Brief:
Go over the entries below line by line, copying each one that contains the word "JSON".

Dataset rows about figures:
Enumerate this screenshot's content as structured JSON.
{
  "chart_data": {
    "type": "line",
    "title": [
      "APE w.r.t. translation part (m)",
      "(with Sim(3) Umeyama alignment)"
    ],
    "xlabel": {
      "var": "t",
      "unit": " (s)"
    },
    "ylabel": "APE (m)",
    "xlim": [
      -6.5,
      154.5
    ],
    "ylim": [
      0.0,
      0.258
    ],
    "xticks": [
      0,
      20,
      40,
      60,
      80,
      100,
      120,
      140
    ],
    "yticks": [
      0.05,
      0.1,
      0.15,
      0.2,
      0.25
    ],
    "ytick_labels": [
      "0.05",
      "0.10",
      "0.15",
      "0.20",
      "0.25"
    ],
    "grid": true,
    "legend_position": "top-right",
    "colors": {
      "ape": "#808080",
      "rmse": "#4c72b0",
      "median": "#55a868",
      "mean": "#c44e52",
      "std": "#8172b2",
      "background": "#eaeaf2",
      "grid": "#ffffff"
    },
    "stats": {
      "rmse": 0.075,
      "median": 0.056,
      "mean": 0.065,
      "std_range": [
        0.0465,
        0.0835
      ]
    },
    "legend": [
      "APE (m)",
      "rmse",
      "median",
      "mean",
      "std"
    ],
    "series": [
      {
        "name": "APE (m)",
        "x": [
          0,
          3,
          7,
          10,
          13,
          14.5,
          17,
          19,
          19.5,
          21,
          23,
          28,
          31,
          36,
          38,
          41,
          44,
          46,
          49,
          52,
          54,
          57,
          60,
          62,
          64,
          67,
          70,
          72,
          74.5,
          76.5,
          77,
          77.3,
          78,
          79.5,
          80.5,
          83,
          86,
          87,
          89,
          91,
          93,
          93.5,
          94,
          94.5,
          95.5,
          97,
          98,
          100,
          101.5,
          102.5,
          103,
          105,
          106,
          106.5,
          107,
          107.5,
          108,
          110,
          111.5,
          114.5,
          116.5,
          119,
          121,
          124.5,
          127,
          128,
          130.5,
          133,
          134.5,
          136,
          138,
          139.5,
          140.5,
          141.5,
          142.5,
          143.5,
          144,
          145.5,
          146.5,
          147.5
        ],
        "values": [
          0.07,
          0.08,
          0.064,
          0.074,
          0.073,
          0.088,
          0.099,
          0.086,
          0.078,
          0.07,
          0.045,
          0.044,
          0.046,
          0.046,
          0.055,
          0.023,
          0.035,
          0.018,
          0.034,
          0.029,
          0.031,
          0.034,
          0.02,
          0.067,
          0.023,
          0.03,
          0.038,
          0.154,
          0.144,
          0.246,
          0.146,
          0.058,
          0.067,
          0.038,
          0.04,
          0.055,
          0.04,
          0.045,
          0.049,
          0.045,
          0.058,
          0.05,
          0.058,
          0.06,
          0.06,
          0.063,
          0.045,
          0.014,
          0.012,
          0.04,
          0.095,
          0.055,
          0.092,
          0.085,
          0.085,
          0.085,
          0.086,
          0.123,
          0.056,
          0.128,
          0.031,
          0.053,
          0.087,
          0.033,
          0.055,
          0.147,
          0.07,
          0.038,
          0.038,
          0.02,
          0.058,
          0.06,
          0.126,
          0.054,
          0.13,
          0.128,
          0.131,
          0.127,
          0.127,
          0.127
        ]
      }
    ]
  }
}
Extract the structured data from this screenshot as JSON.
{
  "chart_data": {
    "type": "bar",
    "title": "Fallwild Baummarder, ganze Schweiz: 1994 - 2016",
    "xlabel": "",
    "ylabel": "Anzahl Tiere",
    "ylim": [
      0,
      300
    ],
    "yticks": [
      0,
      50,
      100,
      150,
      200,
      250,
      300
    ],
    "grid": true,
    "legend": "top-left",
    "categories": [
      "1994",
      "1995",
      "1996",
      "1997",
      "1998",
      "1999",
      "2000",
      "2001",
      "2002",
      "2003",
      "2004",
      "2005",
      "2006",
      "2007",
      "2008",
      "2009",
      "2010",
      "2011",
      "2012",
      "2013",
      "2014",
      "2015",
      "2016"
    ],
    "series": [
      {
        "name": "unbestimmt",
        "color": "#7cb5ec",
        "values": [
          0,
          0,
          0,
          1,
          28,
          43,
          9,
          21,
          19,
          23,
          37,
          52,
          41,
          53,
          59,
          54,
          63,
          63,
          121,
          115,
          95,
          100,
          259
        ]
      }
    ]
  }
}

The reply:
Enumerate this screenshot's content as structured JSON.
Extract the structured data from this screenshot as JSON.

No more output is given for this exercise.